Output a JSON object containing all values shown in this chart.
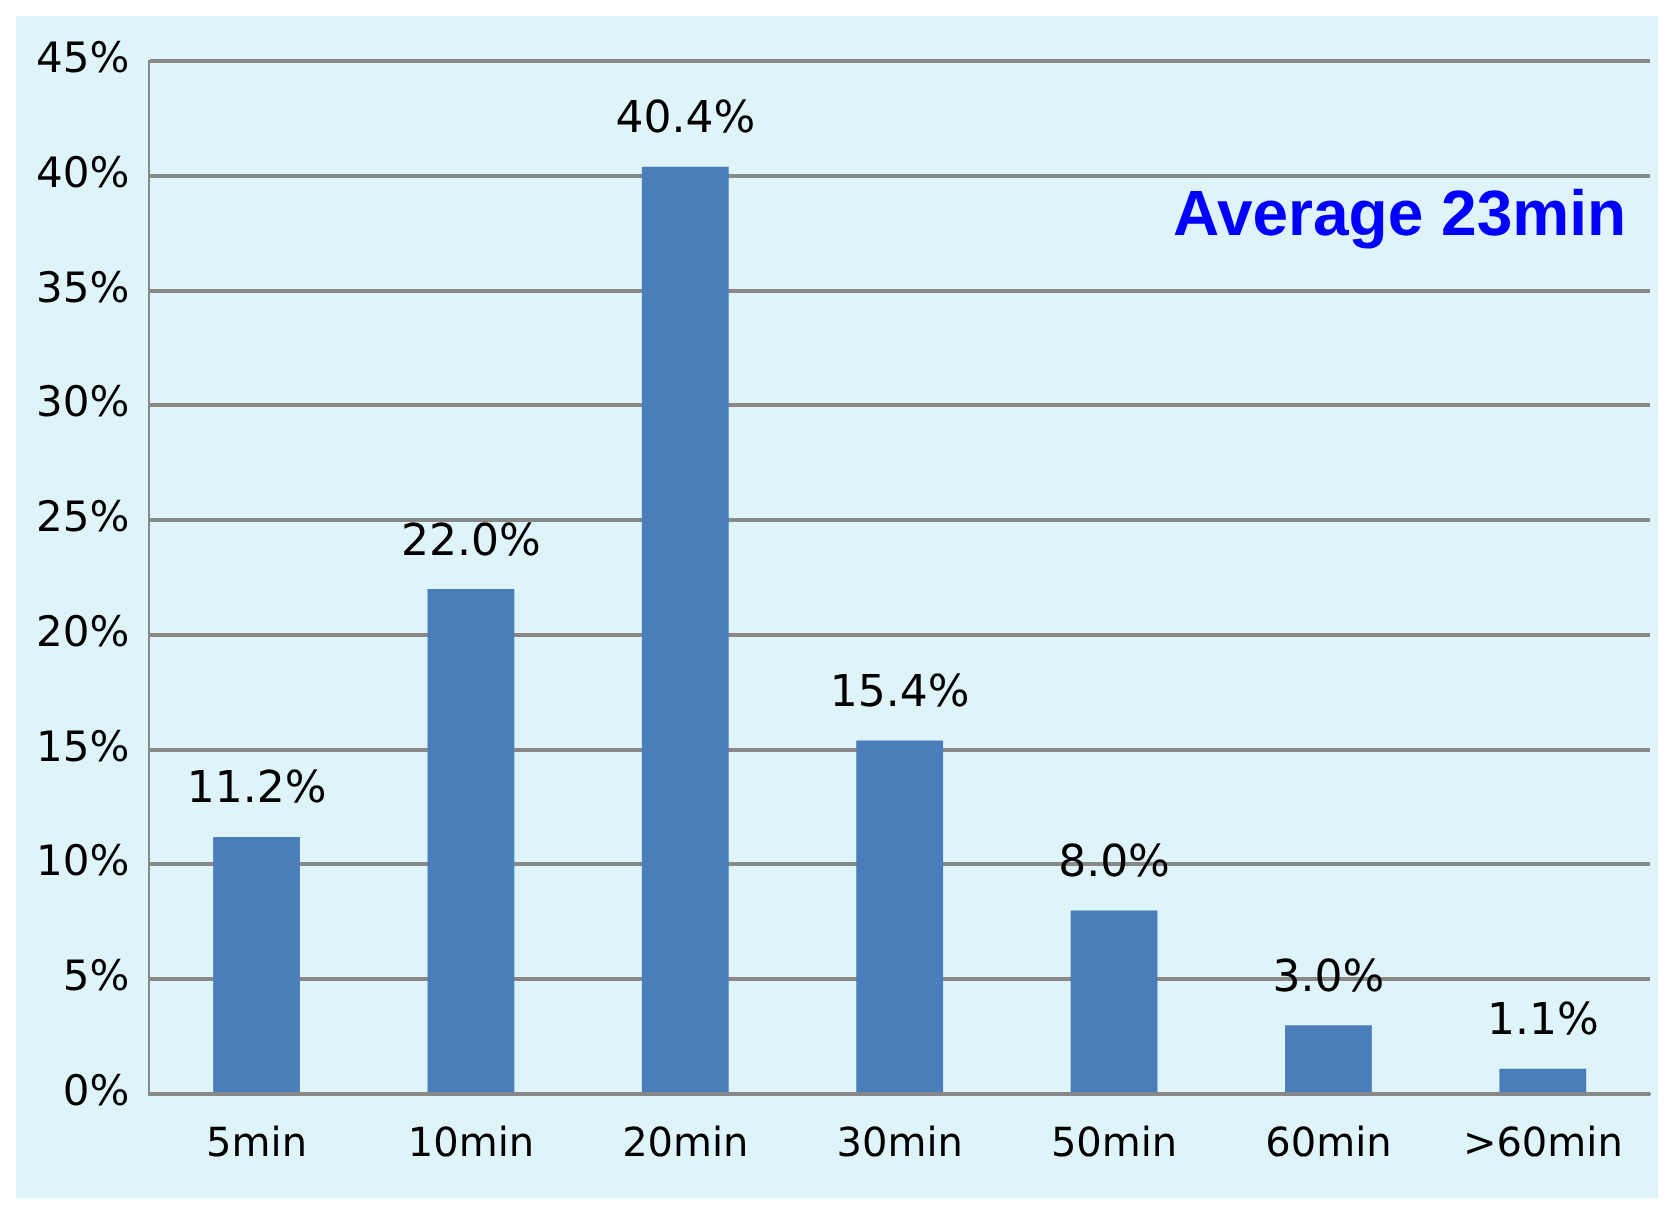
{
  "chart_data": {
    "type": "bar",
    "categories": [
      "5min",
      "10min",
      "20min",
      "30min",
      "50min",
      "60min",
      ">60min"
    ],
    "values": [
      11.2,
      22.0,
      40.4,
      15.4,
      8.0,
      3.0,
      1.1
    ],
    "value_labels": [
      "11.2%",
      "22.0%",
      "40.4%",
      "15.4%",
      "8.0%",
      "3.0%",
      "1.1%"
    ],
    "color": "#4a7ebb",
    "ylim": [
      0,
      45
    ],
    "yticks": [
      {
        "value": 0,
        "label": "0%"
      },
      {
        "value": 5,
        "label": "5%"
      },
      {
        "value": 10,
        "label": "10%"
      },
      {
        "value": 15,
        "label": "15%"
      },
      {
        "value": 20,
        "label": "20%"
      },
      {
        "value": 25,
        "label": "25%"
      },
      {
        "value": 30,
        "label": "30%"
      },
      {
        "value": 35,
        "label": "35%"
      },
      {
        "value": 40,
        "label": "40%"
      },
      {
        "value": 45,
        "label": "45%"
      }
    ],
    "grid": "y",
    "annotations": [
      "Average 23min"
    ]
  }
}
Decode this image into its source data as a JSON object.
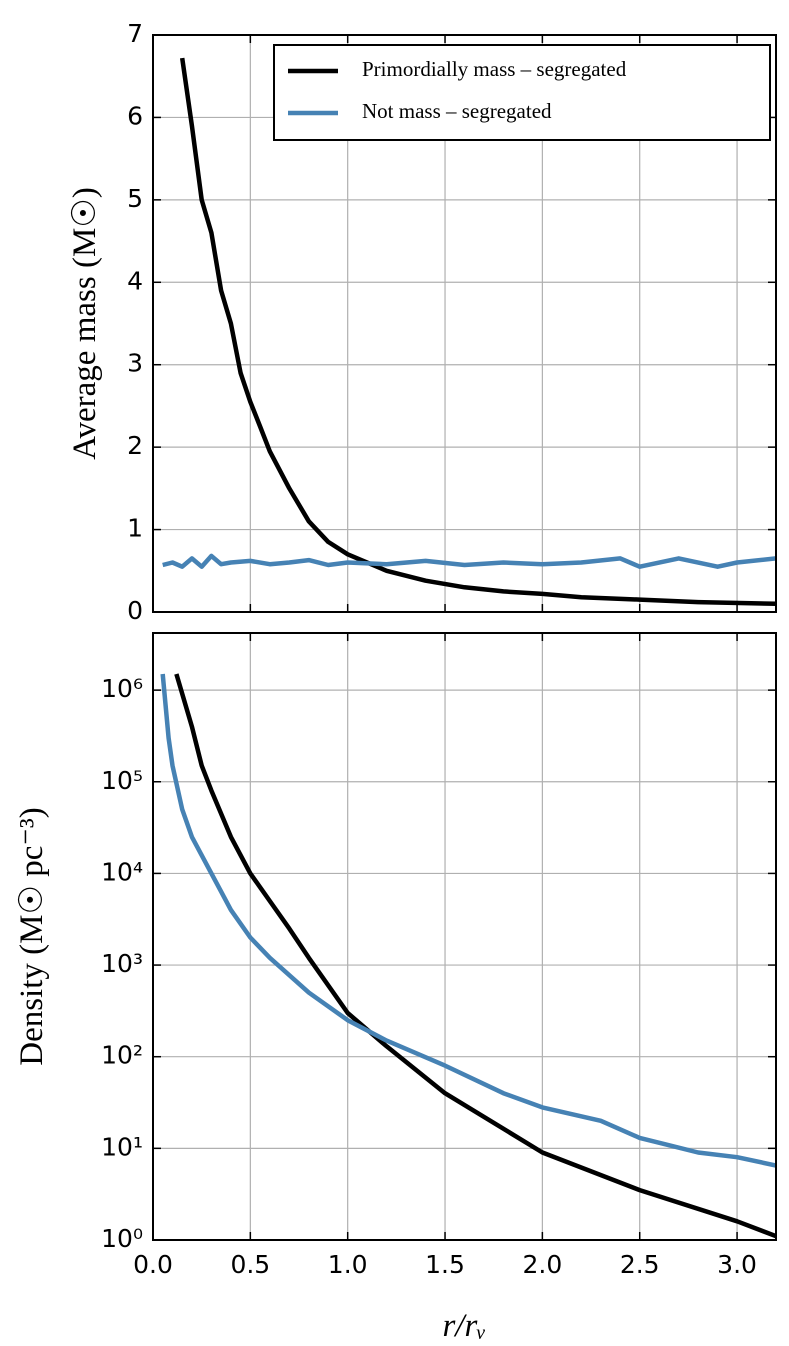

-.-.-

▸ **Exercise brief**
Make an exact copy of every entry above, minus the images.

▸ **Result**
Output a JSON object containing all values shown in this chart.
{
  "chart_data": {
    "type": "bar",
    "categories": [
      "5min",
      "10min",
      "20min",
      "30min",
      "50min",
      "60min",
      ">60min"
    ],
    "values": [
      11.2,
      22.0,
      40.4,
      15.4,
      8.0,
      3.0,
      1.1
    ],
    "value_labels": [
      "11.2%",
      "22.0%",
      "40.4%",
      "15.4%",
      "8.0%",
      "3.0%",
      "1.1%"
    ],
    "color": "#4a7ebb",
    "ylim": [
      0,
      45
    ],
    "yticks": [
      {
        "value": 0,
        "label": "0%"
      },
      {
        "value": 5,
        "label": "5%"
      },
      {
        "value": 10,
        "label": "10%"
      },
      {
        "value": 15,
        "label": "15%"
      },
      {
        "value": 20,
        "label": "20%"
      },
      {
        "value": 25,
        "label": "25%"
      },
      {
        "value": 30,
        "label": "30%"
      },
      {
        "value": 35,
        "label": "35%"
      },
      {
        "value": 40,
        "label": "40%"
      },
      {
        "value": 45,
        "label": "45%"
      }
    ],
    "grid": "y",
    "annotations": [
      "Average 23min"
    ]
  }
}
Decode this image into its source data as a JSON object.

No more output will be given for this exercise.